## Stated goal
Answer with one number: the count of lines in this material that hold the word "kind".

::::::::

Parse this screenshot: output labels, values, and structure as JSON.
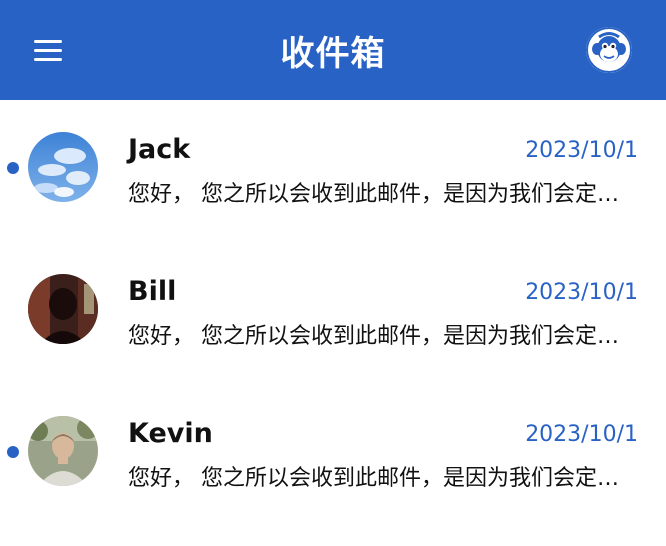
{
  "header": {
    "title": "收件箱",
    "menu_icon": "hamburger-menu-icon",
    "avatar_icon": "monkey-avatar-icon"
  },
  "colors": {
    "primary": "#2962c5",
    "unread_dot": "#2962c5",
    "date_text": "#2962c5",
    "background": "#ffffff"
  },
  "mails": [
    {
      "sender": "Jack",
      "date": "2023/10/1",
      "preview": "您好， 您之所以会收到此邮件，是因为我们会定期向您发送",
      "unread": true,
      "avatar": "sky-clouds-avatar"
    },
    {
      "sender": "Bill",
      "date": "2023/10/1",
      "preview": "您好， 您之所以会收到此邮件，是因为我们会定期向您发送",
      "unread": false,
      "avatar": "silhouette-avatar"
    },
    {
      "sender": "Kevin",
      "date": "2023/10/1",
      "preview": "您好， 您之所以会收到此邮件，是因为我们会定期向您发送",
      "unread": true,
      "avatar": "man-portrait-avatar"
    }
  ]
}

::::::::

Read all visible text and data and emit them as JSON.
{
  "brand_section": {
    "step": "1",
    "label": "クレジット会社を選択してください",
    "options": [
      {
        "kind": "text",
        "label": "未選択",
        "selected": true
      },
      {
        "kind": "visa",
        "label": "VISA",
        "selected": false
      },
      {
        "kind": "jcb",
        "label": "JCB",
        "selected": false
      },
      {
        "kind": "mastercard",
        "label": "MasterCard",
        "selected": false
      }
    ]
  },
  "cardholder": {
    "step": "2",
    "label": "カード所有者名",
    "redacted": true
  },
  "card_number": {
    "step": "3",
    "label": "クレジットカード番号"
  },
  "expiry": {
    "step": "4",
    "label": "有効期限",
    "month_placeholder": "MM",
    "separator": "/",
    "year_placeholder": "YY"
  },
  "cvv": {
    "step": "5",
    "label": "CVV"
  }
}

::::::::

## Worked answer
4